### Data for processing
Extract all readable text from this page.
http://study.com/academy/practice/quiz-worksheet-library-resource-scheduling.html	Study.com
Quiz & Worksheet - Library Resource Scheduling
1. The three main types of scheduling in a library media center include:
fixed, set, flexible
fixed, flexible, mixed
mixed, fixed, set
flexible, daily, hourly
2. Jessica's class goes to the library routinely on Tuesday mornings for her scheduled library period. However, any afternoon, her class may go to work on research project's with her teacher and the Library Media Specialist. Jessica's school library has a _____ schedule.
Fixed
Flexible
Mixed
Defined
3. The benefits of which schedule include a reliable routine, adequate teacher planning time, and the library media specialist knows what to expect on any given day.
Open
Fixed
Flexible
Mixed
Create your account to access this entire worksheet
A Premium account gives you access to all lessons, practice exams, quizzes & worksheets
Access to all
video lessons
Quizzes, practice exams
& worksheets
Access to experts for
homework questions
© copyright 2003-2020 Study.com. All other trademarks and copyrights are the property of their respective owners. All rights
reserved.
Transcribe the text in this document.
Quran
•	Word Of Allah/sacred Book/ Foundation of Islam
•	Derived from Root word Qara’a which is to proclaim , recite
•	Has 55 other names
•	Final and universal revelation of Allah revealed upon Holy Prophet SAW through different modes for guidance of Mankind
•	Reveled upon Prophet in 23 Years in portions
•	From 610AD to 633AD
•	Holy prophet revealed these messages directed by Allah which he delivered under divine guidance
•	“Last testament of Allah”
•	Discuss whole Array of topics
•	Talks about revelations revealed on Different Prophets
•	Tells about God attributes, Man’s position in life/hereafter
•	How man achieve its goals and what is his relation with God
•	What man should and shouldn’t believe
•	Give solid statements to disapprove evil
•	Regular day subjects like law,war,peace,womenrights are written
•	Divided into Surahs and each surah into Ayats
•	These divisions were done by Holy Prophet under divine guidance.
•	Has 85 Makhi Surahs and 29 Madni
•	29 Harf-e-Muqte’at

### Direction
Write every line of the material above again, exactly.

### Solution to this task
Extract all readable text from this page.
http://study.com/academy/practice/quiz-worksheet-library-resource-scheduling.html	Study.com
Quiz & Worksheet - Library Resource Scheduling
1. The three main types of scheduling in a library media center include:
fixed, set, flexible
fixed, flexible, mixed
mixed, fixed, set
flexible, daily, hourly
2. Jessica's class goes to the library routinely on Tuesday mornings for her scheduled library period. However, any afternoon, her class may go to work on research project's with her teacher and the Library Media Specialist. Jessica's school library has a _____ schedule.
Fixed
Flexible
Mixed
Defined
3. The benefits of which schedule include a reliable routine, adequate teacher planning time, and the library media specialist knows what to expect on any given day.
Open
Fixed
Flexible
Mixed
Create your account to access this entire worksheet
A Premium account gives you access to all lessons, practice exams, quizzes & worksheets
Access to all
video lessons
Quizzes, practice exams
& worksheets
Access to experts for
homework questions
© copyright 2003-2020 Study.com. All other trademarks and copyrights are the property of their respective owners. All rights
reserved.
Transcribe the text in this document.
Quran
•	Word Of Allah/sacred Book/ Foundation of Islam
•	Derived from Root word Qara’a which is to proclaim , recite
•	Has 55 other names
•	Final and universal revelation of Allah revealed upon Holy Prophet SAW through different modes for guidance of Mankind
•	Reveled upon Prophet in 23 Years in portions
•	From 610AD to 633AD
•	Holy prophet revealed these messages directed by Allah which he delivered under divine guidance
•	“Last testament of Allah”
•	Discuss whole Array of topics
•	Talks about revelations revealed on Different Prophets
•	Tells about God attributes, Man’s position in life/hereafter
•	How man achieve its goals and what is his relation with God
•	What man should and shouldn’t believe
•	Give solid statements to disapprove evil
•	Regular day subjects like law,war,peace,womenrights are written
•	Divided into Surahs and each surah into Ayats
•	These divisions were done by Holy Prophet under divine guidance.
•	Has 85 Makhi Surahs and 29 Madni
•	29 Harf-e-Muqte’at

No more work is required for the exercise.